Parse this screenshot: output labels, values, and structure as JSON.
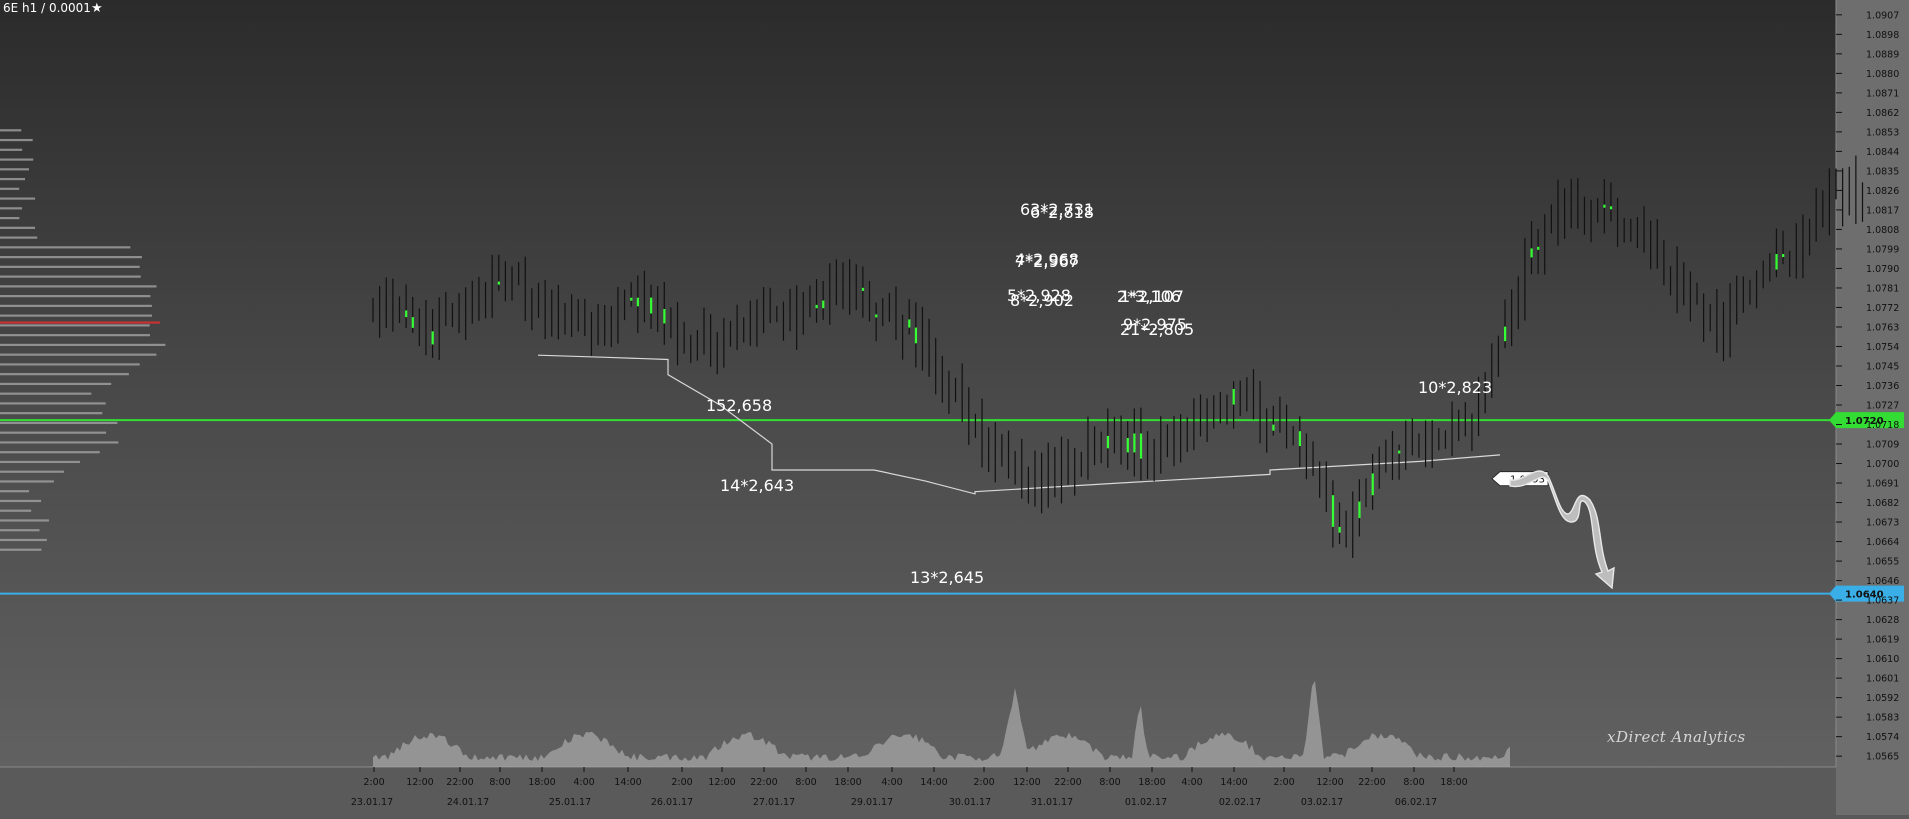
{
  "header": {
    "symbol_label": "6E h1 / 0.0001",
    "star_icon": "star-icon"
  },
  "watermark": "xDirect Analytics",
  "colors": {
    "background_top": "#2b2b2b",
    "background_bottom": "#616161",
    "candle": "#111111",
    "candle_bull": "#33ff33",
    "support_line": "#33dd33",
    "target_line": "#3aaee6",
    "vwap_line": "#d8d8d8",
    "profile_poc": "#c83232",
    "text": "#ffffff"
  },
  "chart_data": {
    "type": "ohlc",
    "ylim": [
      1.056,
      1.0912
    ],
    "y_ticks": [
      "1.0907",
      "1.0898",
      "1.0889",
      "1.0880",
      "1.0871",
      "1.0862",
      "1.0853",
      "1.0844",
      "1.0835",
      "1.0826",
      "1.0817",
      "1.0808",
      "1.0799",
      "1.0790",
      "1.0781",
      "1.0772",
      "1.0763",
      "1.0754",
      "1.0745",
      "1.0736",
      "1.0727",
      "1.0718",
      "1.0709",
      "1.0700",
      "1.0691",
      "1.0682",
      "1.0673",
      "1.0664",
      "1.0655",
      "1.0646",
      "1.0637",
      "1.0628",
      "1.0619",
      "1.0610",
      "1.0601",
      "1.0592",
      "1.0583",
      "1.0574",
      "1.0565"
    ],
    "x_time_labels": [
      "2:00",
      "12:00",
      "22:00",
      "8:00",
      "18:00",
      "4:00",
      "14:00",
      "2:00",
      "12:00",
      "22:00",
      "8:00",
      "18:00",
      "4:00",
      "14:00",
      "2:00",
      "12:00",
      "22:00",
      "8:00",
      "18:00",
      "4:00",
      "14:00",
      "2:00",
      "12:00",
      "22:00",
      "8:00",
      "18:00"
    ],
    "x_date_labels": [
      "23.01.17",
      "24.01.17",
      "25.01.17",
      "26.01.17",
      "27.01.17",
      "29.01.17",
      "30.01.17",
      "31.01.17",
      "01.02.17",
      "02.02.17",
      "03.02.17",
      "06.02.17"
    ],
    "bars_count": 226,
    "price_anchors": [
      [
        0,
        1.0774
      ],
      [
        8,
        1.0757
      ],
      [
        16,
        1.0774
      ],
      [
        22,
        1.0785
      ],
      [
        28,
        1.0768
      ],
      [
        34,
        1.0761
      ],
      [
        40,
        1.0776
      ],
      [
        48,
        1.0754
      ],
      [
        56,
        1.0763
      ],
      [
        64,
        1.077
      ],
      [
        70,
        1.0781
      ],
      [
        76,
        1.0772
      ],
      [
        82,
        1.0759
      ],
      [
        88,
        1.073
      ],
      [
        94,
        1.07
      ],
      [
        100,
        1.0691
      ],
      [
        106,
        1.07
      ],
      [
        112,
        1.0712
      ],
      [
        118,
        1.0705
      ],
      [
        124,
        1.072
      ],
      [
        130,
        1.0734
      ],
      [
        136,
        1.0718
      ],
      [
        142,
        1.07
      ],
      [
        146,
        1.0664
      ],
      [
        150,
        1.0691
      ],
      [
        154,
        1.0709
      ],
      [
        160,
        1.0714
      ],
      [
        166,
        1.0718
      ],
      [
        170,
        1.0754
      ],
      [
        174,
        1.079
      ],
      [
        178,
        1.0815
      ],
      [
        184,
        1.0817
      ],
      [
        190,
        1.081
      ],
      [
        196,
        1.079
      ],
      [
        200,
        1.077
      ],
      [
        204,
        1.0763
      ],
      [
        208,
        1.0781
      ],
      [
        212,
        1.0794
      ],
      [
        216,
        1.0803
      ],
      [
        220,
        1.0826
      ],
      [
        226,
        1.0826
      ]
    ],
    "levels": [
      {
        "name": "support",
        "value": 1.072,
        "label": "1.0720",
        "color": "#33dd33"
      },
      {
        "name": "target",
        "value": 1.064,
        "label": "1.0640",
        "color": "#3aaee6"
      }
    ],
    "current_price_label": "1.0693",
    "vwap_segments": [
      [
        [
          1.075,
          1.0749,
          1.0748
        ],
        [
          1.0741,
          1.0727,
          1.0709
        ],
        [
          1.0697,
          1.0697,
          1.0697
        ]
      ],
      [
        [
          1.0697,
          1.0692,
          1.0686
        ],
        [
          1.0687,
          1.0691,
          1.0695
        ],
        [
          1.0697,
          1.0701,
          1.0704
        ]
      ]
    ],
    "annotations": [
      "152,658",
      "14*2,643",
      "13*2,645",
      "63*2,731",
      "6*2,818",
      "7*2,967",
      "4*2,968",
      "5*2,928",
      "8*2,902",
      "2*3,106",
      "1*2,107",
      "9*2,975",
      "21*2,805",
      "10*2,823"
    ]
  }
}
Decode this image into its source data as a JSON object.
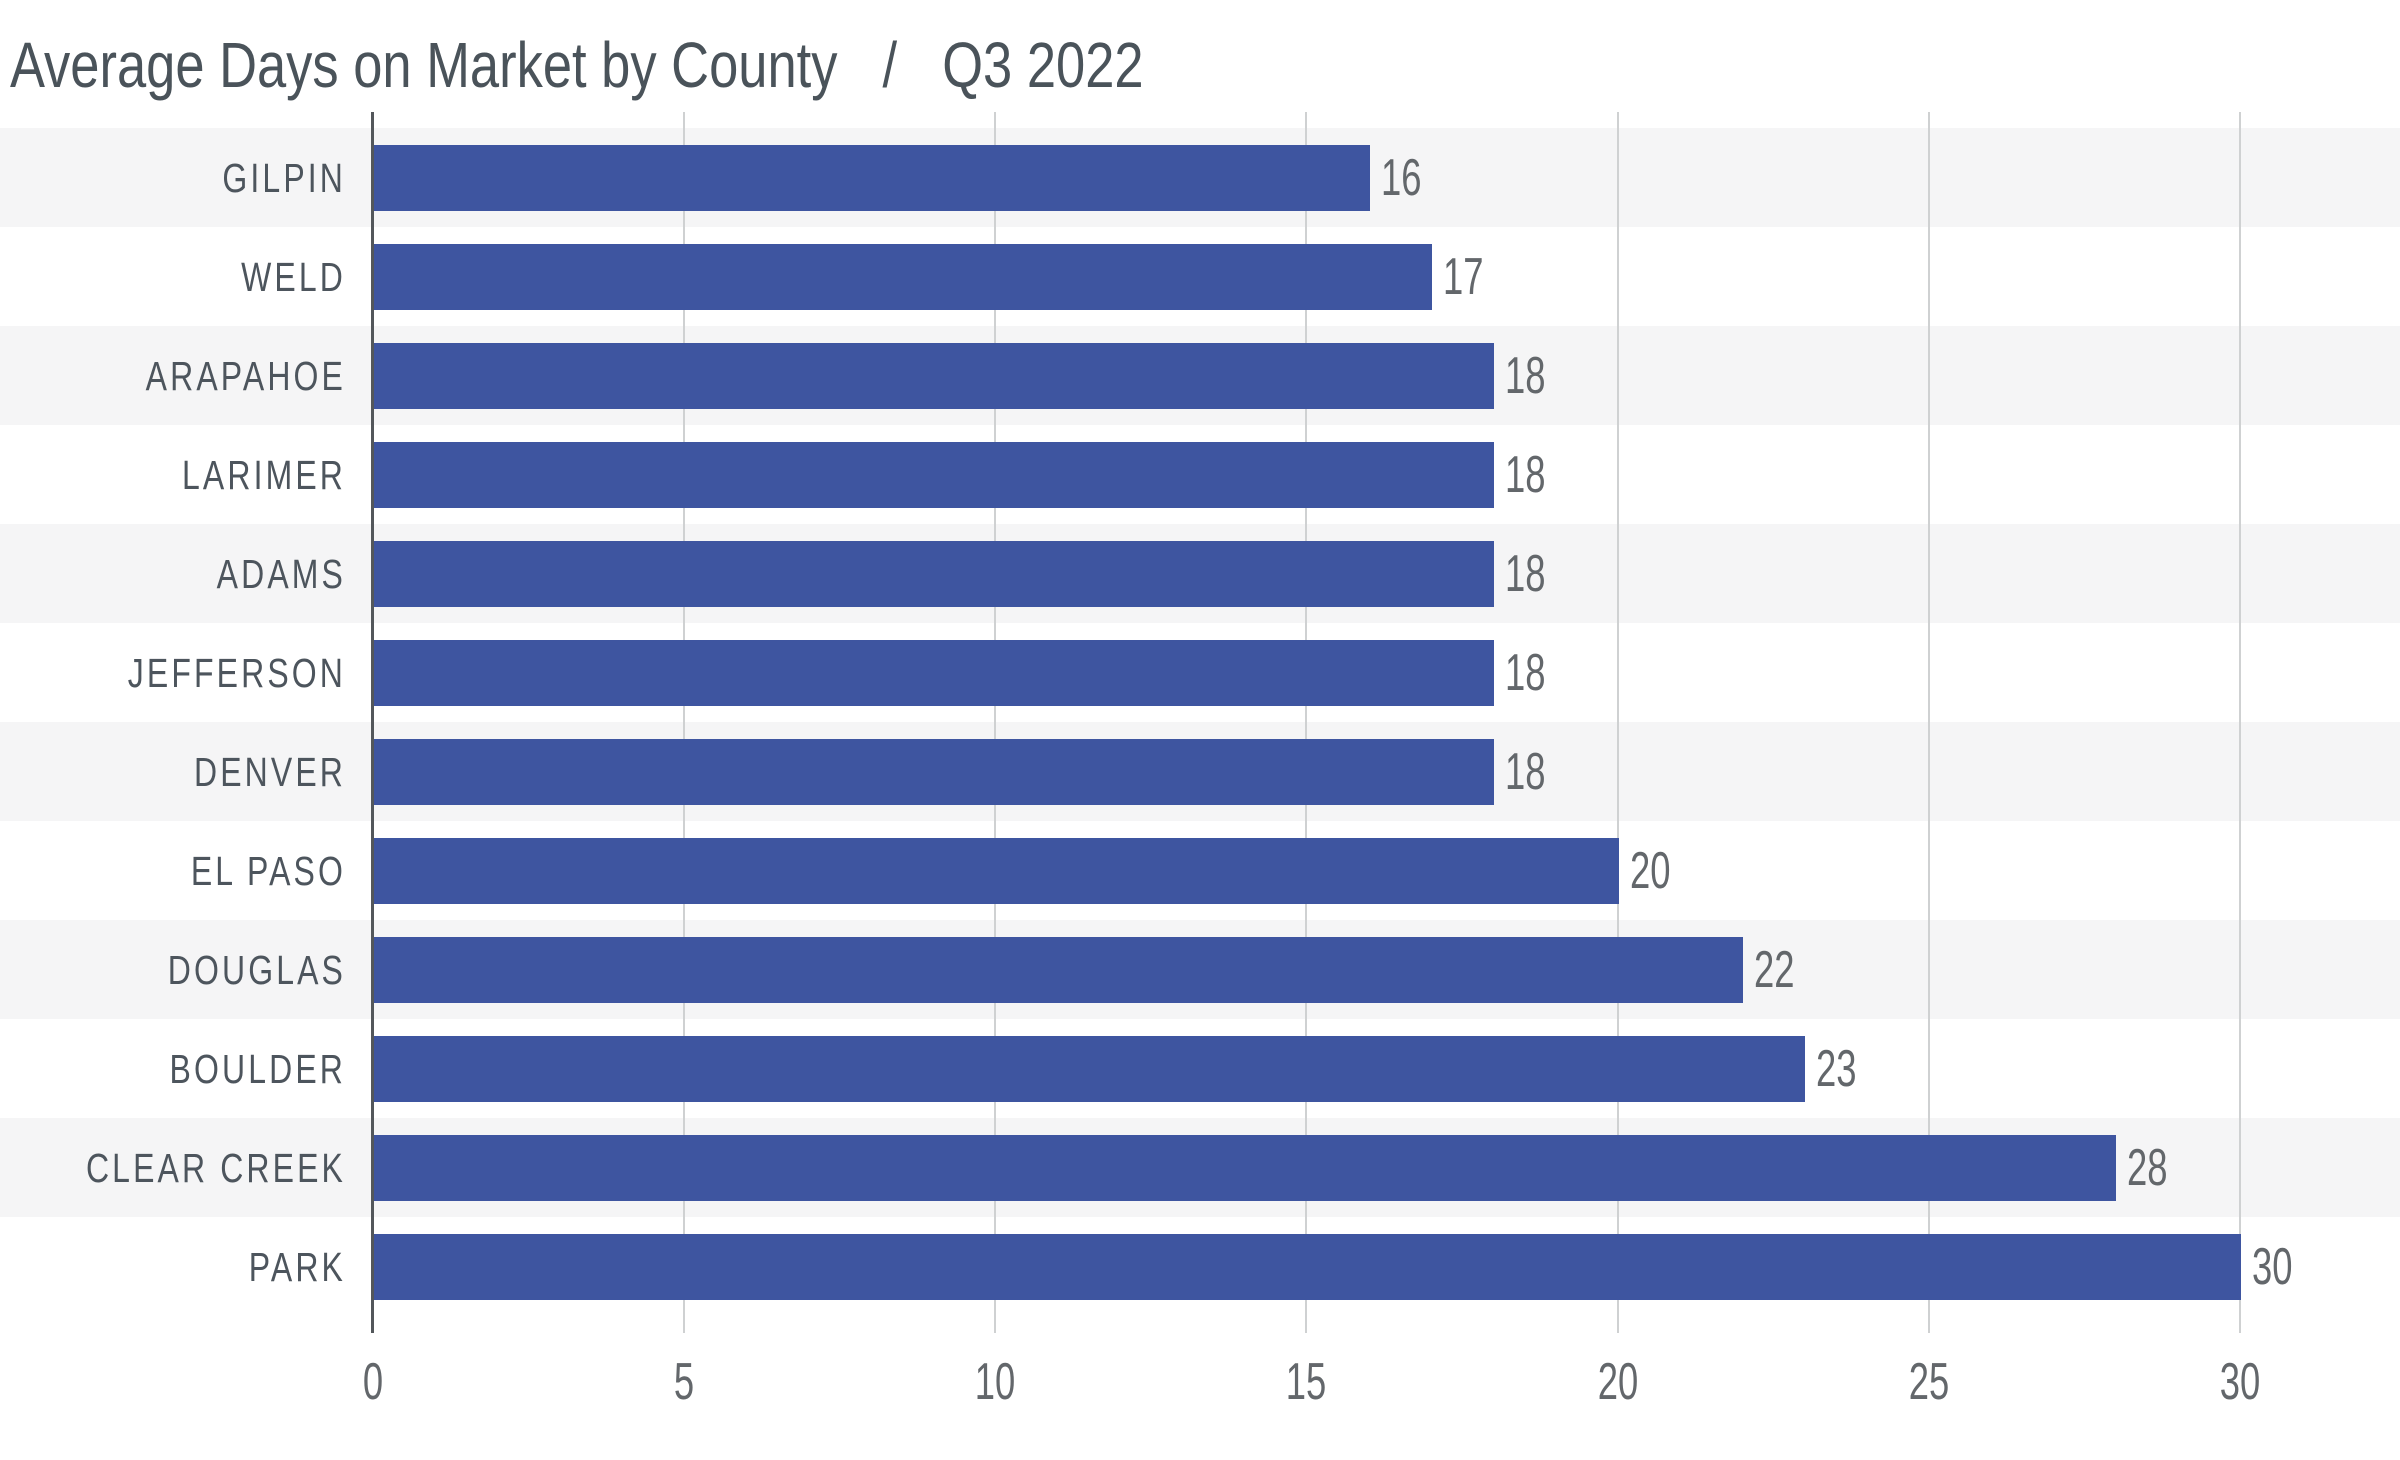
{
  "title": {
    "main": "Average Days on Market by County",
    "separator": "/",
    "subtitle": "Q3 2022"
  },
  "chart_data": {
    "type": "bar",
    "orientation": "horizontal",
    "title": "Average Days on Market by County",
    "period": "Q3 2022",
    "categories": [
      "GILPIN",
      "WELD",
      "ARAPAHOE",
      "LARIMER",
      "ADAMS",
      "JEFFERSON",
      "DENVER",
      "EL PASO",
      "DOUGLAS",
      "BOULDER",
      "CLEAR CREEK",
      "PARK"
    ],
    "values": [
      16,
      17,
      18,
      18,
      18,
      18,
      18,
      20,
      22,
      23,
      28,
      30
    ],
    "x_ticks": [
      0,
      5,
      10,
      15,
      20,
      25,
      30
    ],
    "xlim": [
      0,
      30
    ],
    "xlabel": "",
    "ylabel": "",
    "value_labels": true,
    "grid": "vertical",
    "legend": "none",
    "row_striping": "alternating, first row shaded",
    "colors": {
      "bar": "#3E55A0",
      "stripe": "#F5F5F6",
      "stripe_alt": "#FFFFFF",
      "grid": "#CFD1D2",
      "axis": "#53575B",
      "category_label": "#4D555D",
      "value_label": "#63676B",
      "title": "#4A535A",
      "background": "#FFFFFF"
    }
  }
}
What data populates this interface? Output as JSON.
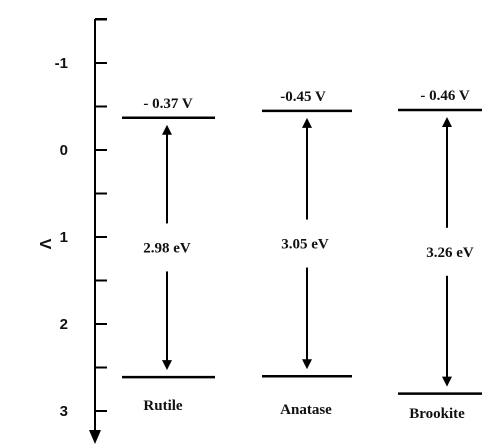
{
  "axis": {
    "label": "V",
    "ticks": [
      {
        "value": -1,
        "label": "-1"
      },
      {
        "value": 0,
        "label": "0"
      },
      {
        "value": 1,
        "label": "1"
      },
      {
        "value": 2,
        "label": "2"
      },
      {
        "value": 3,
        "label": "3"
      }
    ],
    "minor_ticks": [
      -1.5,
      -0.5,
      0.5,
      1.5,
      2.5
    ]
  },
  "phases": [
    {
      "name": "Rutile",
      "cb_label": "- 0.37 V",
      "cb_value": -0.37,
      "gap_label": "2.98 eV",
      "gap_value": 2.98,
      "vb_value": 2.61
    },
    {
      "name": "Anatase",
      "cb_label": "-0.45 V",
      "cb_value": -0.45,
      "gap_label": "3.05 eV",
      "gap_value": 3.05,
      "vb_value": 2.6
    },
    {
      "name": "Brookite",
      "cb_label": "- 0.46 V",
      "cb_value": -0.46,
      "gap_label": "3.26 eV",
      "gap_value": 3.26,
      "vb_value": 2.8
    }
  ]
}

• Set task
Reproduce the material above verbatim; omit every picture.

• Answer below
Parse this screenshot: output labels, values, and structure as JSON.
{
  "header": {
    "symbol_label": "6E h1 / 0.0001",
    "star_icon": "star-icon"
  },
  "watermark": "xDirect Analytics",
  "colors": {
    "background_top": "#2b2b2b",
    "background_bottom": "#616161",
    "candle": "#111111",
    "candle_bull": "#33ff33",
    "support_line": "#33dd33",
    "target_line": "#3aaee6",
    "vwap_line": "#d8d8d8",
    "profile_poc": "#c83232",
    "text": "#ffffff"
  },
  "chart_data": {
    "type": "ohlc",
    "ylim": [
      1.056,
      1.0912
    ],
    "y_ticks": [
      "1.0907",
      "1.0898",
      "1.0889",
      "1.0880",
      "1.0871",
      "1.0862",
      "1.0853",
      "1.0844",
      "1.0835",
      "1.0826",
      "1.0817",
      "1.0808",
      "1.0799",
      "1.0790",
      "1.0781",
      "1.0772",
      "1.0763",
      "1.0754",
      "1.0745",
      "1.0736",
      "1.0727",
      "1.0718",
      "1.0709",
      "1.0700",
      "1.0691",
      "1.0682",
      "1.0673",
      "1.0664",
      "1.0655",
      "1.0646",
      "1.0637",
      "1.0628",
      "1.0619",
      "1.0610",
      "1.0601",
      "1.0592",
      "1.0583",
      "1.0574",
      "1.0565"
    ],
    "x_time_labels": [
      "2:00",
      "12:00",
      "22:00",
      "8:00",
      "18:00",
      "4:00",
      "14:00",
      "2:00",
      "12:00",
      "22:00",
      "8:00",
      "18:00",
      "4:00",
      "14:00",
      "2:00",
      "12:00",
      "22:00",
      "8:00",
      "18:00",
      "4:00",
      "14:00",
      "2:00",
      "12:00",
      "22:00",
      "8:00",
      "18:00"
    ],
    "x_date_labels": [
      "23.01.17",
      "24.01.17",
      "25.01.17",
      "26.01.17",
      "27.01.17",
      "29.01.17",
      "30.01.17",
      "31.01.17",
      "01.02.17",
      "02.02.17",
      "03.02.17",
      "06.02.17"
    ],
    "bars_count": 226,
    "price_anchors": [
      [
        0,
        1.0774
      ],
      [
        8,
        1.0757
      ],
      [
        16,
        1.0774
      ],
      [
        22,
        1.0785
      ],
      [
        28,
        1.0768
      ],
      [
        34,
        1.0761
      ],
      [
        40,
        1.0776
      ],
      [
        48,
        1.0754
      ],
      [
        56,
        1.0763
      ],
      [
        64,
        1.077
      ],
      [
        70,
        1.0781
      ],
      [
        76,
        1.0772
      ],
      [
        82,
        1.0759
      ],
      [
        88,
        1.073
      ],
      [
        94,
        1.07
      ],
      [
        100,
        1.0691
      ],
      [
        106,
        1.07
      ],
      [
        112,
        1.0712
      ],
      [
        118,
        1.0705
      ],
      [
        124,
        1.072
      ],
      [
        130,
        1.0734
      ],
      [
        136,
        1.0718
      ],
      [
        142,
        1.07
      ],
      [
        146,
        1.0664
      ],
      [
        150,
        1.0691
      ],
      [
        154,
        1.0709
      ],
      [
        160,
        1.0714
      ],
      [
        166,
        1.0718
      ],
      [
        170,
        1.0754
      ],
      [
        174,
        1.079
      ],
      [
        178,
        1.0815
      ],
      [
        184,
        1.0817
      ],
      [
        190,
        1.081
      ],
      [
        196,
        1.079
      ],
      [
        200,
        1.077
      ],
      [
        204,
        1.0763
      ],
      [
        208,
        1.0781
      ],
      [
        212,
        1.0794
      ],
      [
        216,
        1.0803
      ],
      [
        220,
        1.0826
      ],
      [
        226,
        1.0826
      ]
    ],
    "levels": [
      {
        "name": "support",
        "value": 1.072,
        "label": "1.0720",
        "color": "#33dd33"
      },
      {
        "name": "target",
        "value": 1.064,
        "label": "1.0640",
        "color": "#3aaee6"
      }
    ],
    "current_price_label": "1.0693",
    "vwap_segments": [
      [
        [
          1.075,
          1.0749,
          1.0748
        ],
        [
          1.0741,
          1.0727,
          1.0709
        ],
        [
          1.0697,
          1.0697,
          1.0697
        ]
      ],
      [
        [
          1.0697,
          1.0692,
          1.0686
        ],
        [
          1.0687,
          1.0691,
          1.0695
        ],
        [
          1.0697,
          1.0701,
          1.0704
        ]
      ]
    ],
    "annotations": [
      "152,658",
      "14*2,643",
      "13*2,645",
      "63*2,731",
      "6*2,818",
      "7*2,967",
      "4*2,968",
      "5*2,928",
      "8*2,902",
      "2*3,106",
      "1*2,107",
      "9*2,975",
      "21*2,805",
      "10*2,823"
    ]
  }
}
Decode this image into its source data as a JSON object.
{
  "title": {
    "main": "Average Days on Market by County",
    "separator": "/",
    "subtitle": "Q3 2022"
  },
  "chart_data": {
    "type": "bar",
    "orientation": "horizontal",
    "title": "Average Days on Market by County",
    "period": "Q3 2022",
    "categories": [
      "GILPIN",
      "WELD",
      "ARAPAHOE",
      "LARIMER",
      "ADAMS",
      "JEFFERSON",
      "DENVER",
      "EL PASO",
      "DOUGLAS",
      "BOULDER",
      "CLEAR CREEK",
      "PARK"
    ],
    "values": [
      16,
      17,
      18,
      18,
      18,
      18,
      18,
      20,
      22,
      23,
      28,
      30
    ],
    "x_ticks": [
      0,
      5,
      10,
      15,
      20,
      25,
      30
    ],
    "xlim": [
      0,
      30
    ],
    "xlabel": "",
    "ylabel": "",
    "value_labels": true,
    "grid": "vertical",
    "legend": "none",
    "row_striping": "alternating, first row shaded",
    "colors": {
      "bar": "#3E55A0",
      "stripe": "#F5F5F6",
      "stripe_alt": "#FFFFFF",
      "grid": "#CFD1D2",
      "axis": "#53575B",
      "category_label": "#4D555D",
      "value_label": "#63676B",
      "title": "#4A535A",
      "background": "#FFFFFF"
    }
  }
}
What data populates this interface? Output as JSON.
{
  "axis": {
    "label": "V",
    "ticks": [
      {
        "value": -1,
        "label": "-1"
      },
      {
        "value": 0,
        "label": "0"
      },
      {
        "value": 1,
        "label": "1"
      },
      {
        "value": 2,
        "label": "2"
      },
      {
        "value": 3,
        "label": "3"
      }
    ],
    "minor_ticks": [
      -1.5,
      -0.5,
      0.5,
      1.5,
      2.5
    ]
  },
  "phases": [
    {
      "name": "Rutile",
      "cb_label": "- 0.37 V",
      "cb_value": -0.37,
      "gap_label": "2.98 eV",
      "gap_value": 2.98,
      "vb_value": 2.61
    },
    {
      "name": "Anatase",
      "cb_label": "-0.45 V",
      "cb_value": -0.45,
      "gap_label": "3.05 eV",
      "gap_value": 3.05,
      "vb_value": 2.6
    },
    {
      "name": "Brookite",
      "cb_label": "- 0.46 V",
      "cb_value": -0.46,
      "gap_label": "3.26 eV",
      "gap_value": 3.26,
      "vb_value": 2.8
    }
  ]
}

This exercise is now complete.